## Stored records
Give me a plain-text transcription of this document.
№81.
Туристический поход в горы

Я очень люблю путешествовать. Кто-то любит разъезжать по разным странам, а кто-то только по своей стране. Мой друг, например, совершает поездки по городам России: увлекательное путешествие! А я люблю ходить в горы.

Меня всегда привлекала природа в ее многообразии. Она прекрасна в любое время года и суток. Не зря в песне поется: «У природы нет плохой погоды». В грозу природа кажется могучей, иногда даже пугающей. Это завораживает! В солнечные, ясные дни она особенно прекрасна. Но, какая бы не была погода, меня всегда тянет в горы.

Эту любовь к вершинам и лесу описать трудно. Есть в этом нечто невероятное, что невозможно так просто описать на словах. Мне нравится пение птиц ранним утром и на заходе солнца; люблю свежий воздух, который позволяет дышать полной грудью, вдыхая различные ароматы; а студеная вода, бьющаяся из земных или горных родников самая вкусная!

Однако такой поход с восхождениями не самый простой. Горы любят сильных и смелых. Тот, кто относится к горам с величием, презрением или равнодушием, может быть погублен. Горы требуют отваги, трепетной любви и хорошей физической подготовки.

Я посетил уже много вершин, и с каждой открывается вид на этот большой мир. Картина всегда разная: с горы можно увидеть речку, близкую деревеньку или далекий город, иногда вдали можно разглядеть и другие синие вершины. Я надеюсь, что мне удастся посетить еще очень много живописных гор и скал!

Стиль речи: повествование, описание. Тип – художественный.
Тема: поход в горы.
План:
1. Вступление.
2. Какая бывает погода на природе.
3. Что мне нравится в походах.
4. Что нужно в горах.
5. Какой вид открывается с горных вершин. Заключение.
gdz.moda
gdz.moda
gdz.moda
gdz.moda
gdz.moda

## Exercise brief
Select all lines in the listing that include the word "нравится".

## Exercise result
Эту любовь к вершинам и лесу описать трудно. Есть в этом нечто невероятное, что невозможно так просто описать на словах. Мне нравится пение птиц ранним утром и на заходе солнца; люблю свежий воздух, который позволяет дышать полной грудью, вдыхая различные ароматы; а студеная вода, бьющаяся из земных или горных родников самая вкусная!
3. Что мне нравится в походах.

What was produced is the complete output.